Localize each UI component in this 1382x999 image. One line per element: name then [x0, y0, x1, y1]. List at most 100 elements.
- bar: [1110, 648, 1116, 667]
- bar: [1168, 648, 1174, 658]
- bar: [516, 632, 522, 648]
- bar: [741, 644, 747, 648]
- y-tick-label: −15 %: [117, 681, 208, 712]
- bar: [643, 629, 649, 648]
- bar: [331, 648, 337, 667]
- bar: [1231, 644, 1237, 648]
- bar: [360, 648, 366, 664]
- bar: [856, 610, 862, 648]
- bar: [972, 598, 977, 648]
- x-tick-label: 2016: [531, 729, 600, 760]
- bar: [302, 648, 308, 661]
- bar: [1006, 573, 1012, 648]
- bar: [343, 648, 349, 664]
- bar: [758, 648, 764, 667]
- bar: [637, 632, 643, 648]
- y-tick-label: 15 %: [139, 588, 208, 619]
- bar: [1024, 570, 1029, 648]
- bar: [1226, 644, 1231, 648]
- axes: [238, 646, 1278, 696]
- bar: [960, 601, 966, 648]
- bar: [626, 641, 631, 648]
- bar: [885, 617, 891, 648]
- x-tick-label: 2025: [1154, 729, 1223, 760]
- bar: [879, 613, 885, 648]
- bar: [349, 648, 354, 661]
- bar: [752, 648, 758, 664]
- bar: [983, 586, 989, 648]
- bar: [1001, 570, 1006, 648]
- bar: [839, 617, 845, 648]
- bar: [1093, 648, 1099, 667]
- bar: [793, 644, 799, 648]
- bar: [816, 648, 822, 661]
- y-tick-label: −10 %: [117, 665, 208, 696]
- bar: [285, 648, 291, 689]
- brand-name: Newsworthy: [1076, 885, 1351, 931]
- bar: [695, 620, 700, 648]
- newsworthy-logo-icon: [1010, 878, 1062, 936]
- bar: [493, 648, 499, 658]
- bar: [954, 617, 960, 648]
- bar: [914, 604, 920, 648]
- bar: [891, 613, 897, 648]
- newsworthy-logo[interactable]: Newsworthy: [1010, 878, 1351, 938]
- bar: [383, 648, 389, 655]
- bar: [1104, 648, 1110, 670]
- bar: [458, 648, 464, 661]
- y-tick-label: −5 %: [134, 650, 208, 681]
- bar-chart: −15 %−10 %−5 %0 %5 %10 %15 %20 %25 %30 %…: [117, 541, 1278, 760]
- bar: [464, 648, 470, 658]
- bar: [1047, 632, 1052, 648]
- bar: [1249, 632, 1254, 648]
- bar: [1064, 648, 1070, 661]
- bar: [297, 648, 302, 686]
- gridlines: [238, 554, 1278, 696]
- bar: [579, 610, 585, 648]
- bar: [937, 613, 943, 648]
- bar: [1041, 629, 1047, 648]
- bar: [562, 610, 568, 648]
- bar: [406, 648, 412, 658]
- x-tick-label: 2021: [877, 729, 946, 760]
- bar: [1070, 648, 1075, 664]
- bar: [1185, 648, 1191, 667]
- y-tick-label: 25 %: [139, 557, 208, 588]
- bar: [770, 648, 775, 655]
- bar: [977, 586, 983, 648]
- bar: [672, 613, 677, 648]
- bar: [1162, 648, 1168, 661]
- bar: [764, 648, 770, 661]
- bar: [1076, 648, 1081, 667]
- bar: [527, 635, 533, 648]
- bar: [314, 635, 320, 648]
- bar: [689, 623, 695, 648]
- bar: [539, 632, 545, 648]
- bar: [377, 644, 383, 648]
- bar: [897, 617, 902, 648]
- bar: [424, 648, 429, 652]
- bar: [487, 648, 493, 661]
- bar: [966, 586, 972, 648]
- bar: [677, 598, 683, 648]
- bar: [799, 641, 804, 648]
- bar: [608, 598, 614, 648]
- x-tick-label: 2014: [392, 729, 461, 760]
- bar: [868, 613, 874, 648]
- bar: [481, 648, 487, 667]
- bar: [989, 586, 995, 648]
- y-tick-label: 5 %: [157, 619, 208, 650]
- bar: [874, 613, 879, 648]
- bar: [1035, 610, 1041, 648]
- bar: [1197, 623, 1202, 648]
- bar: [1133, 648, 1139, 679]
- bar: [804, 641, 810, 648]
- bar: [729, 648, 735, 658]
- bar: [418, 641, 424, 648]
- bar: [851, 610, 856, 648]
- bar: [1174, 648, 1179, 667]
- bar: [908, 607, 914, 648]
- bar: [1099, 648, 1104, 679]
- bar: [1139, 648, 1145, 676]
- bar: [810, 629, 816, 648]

——

How many lines in the listing above contain the string "label"? Case matters, so give only the number.

• [Answer to the task] 10